-- BEGIN Data in this exercise --

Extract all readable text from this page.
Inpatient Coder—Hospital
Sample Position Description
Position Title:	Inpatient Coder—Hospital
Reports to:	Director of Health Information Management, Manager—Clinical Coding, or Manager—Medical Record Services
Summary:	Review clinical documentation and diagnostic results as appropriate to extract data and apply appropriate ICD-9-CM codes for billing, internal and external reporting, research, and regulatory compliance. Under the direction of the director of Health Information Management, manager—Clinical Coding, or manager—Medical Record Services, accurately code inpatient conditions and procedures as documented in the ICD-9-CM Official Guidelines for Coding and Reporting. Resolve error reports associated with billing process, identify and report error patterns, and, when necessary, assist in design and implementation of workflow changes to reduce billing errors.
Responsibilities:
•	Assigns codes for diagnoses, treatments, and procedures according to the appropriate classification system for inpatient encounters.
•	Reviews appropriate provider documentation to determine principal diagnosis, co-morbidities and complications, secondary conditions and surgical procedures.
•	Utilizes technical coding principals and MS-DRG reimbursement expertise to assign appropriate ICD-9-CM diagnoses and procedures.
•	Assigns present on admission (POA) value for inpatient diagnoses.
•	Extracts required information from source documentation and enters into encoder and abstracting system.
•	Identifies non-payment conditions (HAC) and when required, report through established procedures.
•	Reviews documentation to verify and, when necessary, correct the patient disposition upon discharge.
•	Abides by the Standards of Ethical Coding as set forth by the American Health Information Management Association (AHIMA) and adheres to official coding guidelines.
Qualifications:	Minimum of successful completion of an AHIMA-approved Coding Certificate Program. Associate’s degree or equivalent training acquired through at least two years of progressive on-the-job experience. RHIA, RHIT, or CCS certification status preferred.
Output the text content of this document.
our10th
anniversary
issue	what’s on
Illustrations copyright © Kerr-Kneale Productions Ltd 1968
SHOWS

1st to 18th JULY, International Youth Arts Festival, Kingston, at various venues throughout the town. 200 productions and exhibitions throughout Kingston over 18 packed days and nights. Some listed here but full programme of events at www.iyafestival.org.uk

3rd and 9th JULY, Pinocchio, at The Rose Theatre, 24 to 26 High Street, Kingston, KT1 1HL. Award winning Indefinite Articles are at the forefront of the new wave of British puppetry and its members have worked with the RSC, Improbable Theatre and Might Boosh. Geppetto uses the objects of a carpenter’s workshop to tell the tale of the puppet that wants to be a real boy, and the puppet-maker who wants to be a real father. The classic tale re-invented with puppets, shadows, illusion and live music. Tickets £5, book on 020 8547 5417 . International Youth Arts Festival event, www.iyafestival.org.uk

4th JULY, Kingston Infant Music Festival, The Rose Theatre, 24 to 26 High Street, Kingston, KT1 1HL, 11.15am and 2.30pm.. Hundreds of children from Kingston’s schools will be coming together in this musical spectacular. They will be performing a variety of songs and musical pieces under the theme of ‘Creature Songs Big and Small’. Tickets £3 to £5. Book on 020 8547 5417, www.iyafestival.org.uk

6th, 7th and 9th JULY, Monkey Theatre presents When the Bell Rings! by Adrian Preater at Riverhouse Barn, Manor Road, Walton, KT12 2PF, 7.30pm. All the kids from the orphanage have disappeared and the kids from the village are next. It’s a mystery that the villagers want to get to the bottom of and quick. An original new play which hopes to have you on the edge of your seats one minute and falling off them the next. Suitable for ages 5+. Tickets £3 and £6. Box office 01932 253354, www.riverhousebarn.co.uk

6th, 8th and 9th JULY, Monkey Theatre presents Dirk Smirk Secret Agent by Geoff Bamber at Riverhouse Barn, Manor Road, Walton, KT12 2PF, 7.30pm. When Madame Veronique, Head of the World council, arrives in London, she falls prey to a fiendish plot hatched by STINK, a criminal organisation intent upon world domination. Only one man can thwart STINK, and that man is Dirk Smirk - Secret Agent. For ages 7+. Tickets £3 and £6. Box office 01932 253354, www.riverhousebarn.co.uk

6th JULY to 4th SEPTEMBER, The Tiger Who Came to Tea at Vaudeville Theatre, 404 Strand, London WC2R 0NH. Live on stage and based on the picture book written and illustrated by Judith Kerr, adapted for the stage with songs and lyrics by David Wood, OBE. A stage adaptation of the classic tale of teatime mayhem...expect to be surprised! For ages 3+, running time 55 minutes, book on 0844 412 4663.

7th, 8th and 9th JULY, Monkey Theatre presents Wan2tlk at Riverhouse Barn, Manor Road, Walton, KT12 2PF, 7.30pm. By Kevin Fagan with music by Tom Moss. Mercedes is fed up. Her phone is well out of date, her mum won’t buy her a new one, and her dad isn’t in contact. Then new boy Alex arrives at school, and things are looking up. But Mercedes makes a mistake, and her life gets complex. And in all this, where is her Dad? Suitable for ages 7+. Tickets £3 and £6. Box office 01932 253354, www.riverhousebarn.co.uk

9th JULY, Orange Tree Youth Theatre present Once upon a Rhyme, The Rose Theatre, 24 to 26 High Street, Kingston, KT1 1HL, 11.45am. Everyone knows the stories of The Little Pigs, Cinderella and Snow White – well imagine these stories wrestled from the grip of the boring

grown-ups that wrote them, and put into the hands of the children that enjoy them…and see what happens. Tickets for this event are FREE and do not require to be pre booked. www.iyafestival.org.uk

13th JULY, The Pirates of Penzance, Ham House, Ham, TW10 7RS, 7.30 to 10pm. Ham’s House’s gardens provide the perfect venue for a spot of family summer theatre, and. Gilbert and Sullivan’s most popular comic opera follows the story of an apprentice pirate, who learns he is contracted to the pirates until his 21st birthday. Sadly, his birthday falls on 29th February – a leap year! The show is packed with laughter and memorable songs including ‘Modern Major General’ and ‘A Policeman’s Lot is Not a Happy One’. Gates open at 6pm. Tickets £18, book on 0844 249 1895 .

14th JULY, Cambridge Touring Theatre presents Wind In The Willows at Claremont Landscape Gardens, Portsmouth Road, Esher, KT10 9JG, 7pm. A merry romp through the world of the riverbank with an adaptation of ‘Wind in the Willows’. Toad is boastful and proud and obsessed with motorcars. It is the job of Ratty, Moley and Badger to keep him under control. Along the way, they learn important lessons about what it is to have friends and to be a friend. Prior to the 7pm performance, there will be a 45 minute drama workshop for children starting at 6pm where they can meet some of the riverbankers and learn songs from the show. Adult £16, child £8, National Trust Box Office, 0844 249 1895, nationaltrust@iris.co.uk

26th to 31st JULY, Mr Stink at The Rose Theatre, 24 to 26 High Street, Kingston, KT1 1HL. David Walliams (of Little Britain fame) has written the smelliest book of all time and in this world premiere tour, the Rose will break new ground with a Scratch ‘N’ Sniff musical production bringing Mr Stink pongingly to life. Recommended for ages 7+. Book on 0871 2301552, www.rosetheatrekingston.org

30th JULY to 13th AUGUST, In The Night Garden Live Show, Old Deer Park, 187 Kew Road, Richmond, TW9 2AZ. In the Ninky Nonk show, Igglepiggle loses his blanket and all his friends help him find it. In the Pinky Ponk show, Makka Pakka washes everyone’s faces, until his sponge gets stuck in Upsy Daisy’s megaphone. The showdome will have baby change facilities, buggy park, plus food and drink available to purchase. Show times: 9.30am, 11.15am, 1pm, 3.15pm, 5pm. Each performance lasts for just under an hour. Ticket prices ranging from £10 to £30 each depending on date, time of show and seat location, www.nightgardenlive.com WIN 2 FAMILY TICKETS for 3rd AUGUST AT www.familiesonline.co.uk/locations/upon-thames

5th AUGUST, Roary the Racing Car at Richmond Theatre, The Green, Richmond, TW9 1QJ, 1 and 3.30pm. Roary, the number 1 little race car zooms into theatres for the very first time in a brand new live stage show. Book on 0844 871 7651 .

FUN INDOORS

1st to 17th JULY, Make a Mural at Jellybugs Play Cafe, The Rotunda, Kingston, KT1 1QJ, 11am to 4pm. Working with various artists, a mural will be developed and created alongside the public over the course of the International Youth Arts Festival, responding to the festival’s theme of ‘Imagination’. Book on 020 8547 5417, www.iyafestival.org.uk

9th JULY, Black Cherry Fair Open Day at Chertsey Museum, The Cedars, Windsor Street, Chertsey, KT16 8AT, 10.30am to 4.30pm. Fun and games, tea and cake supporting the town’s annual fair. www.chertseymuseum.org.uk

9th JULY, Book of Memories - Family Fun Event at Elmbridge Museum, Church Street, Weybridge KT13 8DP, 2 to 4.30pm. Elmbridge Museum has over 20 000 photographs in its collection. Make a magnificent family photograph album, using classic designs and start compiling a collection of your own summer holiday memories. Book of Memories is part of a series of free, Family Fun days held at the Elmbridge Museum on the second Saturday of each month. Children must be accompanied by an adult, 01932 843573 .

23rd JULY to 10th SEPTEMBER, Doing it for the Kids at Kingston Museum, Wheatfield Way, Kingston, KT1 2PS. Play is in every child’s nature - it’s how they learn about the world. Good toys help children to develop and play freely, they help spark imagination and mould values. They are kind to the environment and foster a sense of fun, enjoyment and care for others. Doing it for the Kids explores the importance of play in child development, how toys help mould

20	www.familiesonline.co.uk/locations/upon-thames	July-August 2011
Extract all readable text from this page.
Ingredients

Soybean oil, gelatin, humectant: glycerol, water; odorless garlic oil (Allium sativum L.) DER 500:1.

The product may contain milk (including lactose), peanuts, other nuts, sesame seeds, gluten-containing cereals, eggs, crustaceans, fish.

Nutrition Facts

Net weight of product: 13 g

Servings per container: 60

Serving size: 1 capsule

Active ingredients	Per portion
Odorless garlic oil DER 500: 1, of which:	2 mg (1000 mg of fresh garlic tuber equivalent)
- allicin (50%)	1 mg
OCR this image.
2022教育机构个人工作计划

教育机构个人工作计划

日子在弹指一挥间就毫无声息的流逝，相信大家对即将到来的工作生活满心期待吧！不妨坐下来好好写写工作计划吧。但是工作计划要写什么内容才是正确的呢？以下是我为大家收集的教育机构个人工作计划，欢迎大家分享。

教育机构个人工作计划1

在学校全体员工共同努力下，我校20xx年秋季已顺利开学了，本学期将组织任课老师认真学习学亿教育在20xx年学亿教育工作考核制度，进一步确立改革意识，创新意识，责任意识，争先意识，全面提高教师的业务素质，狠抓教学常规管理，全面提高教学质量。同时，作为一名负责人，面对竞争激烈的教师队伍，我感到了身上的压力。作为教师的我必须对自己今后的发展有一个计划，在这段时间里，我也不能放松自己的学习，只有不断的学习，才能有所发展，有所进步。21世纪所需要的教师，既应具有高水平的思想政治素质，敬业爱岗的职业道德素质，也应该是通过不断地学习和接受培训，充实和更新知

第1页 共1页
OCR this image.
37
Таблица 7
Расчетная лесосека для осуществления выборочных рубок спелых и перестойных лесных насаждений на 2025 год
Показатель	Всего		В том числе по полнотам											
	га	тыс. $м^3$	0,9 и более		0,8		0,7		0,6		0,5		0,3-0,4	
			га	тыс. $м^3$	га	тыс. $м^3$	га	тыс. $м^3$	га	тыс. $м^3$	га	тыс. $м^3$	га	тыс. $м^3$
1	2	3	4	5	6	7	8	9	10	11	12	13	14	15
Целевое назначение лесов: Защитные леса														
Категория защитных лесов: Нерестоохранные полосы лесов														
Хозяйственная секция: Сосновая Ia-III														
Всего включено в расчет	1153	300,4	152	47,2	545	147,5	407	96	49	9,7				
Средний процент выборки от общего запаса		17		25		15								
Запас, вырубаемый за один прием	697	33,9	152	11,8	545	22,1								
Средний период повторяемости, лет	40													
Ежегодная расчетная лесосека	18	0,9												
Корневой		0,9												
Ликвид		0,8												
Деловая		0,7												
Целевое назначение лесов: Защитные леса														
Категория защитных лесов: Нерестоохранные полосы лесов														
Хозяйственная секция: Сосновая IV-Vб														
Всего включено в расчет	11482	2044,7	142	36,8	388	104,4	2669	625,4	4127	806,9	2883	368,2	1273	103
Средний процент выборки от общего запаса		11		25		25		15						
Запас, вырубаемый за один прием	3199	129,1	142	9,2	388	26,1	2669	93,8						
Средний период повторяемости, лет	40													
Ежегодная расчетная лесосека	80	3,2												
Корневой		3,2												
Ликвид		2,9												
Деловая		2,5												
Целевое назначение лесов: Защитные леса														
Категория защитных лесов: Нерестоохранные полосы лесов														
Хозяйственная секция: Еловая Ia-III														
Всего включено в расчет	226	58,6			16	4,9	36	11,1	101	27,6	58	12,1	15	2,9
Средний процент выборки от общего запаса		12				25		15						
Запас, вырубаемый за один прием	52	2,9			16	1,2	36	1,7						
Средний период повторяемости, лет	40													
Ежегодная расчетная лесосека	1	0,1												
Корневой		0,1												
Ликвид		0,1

-- END Data in this exercise --

**Aim of the task:**
In the records above, collect each line with "AHIMA".

**Exercise response:**
•	Abides by the Standards of Ethical Coding as set forth by the American Health Information Management Association (AHIMA) and adheres to official coding guidelines.
Qualifications:	Minimum of successful completion of an AHIMA-approved Coding Certificate Program. Associate’s degree or equivalent training acquired through at least two years of progressive on-the-job experience. RHIA, RHIT, or CCS certification status preferred.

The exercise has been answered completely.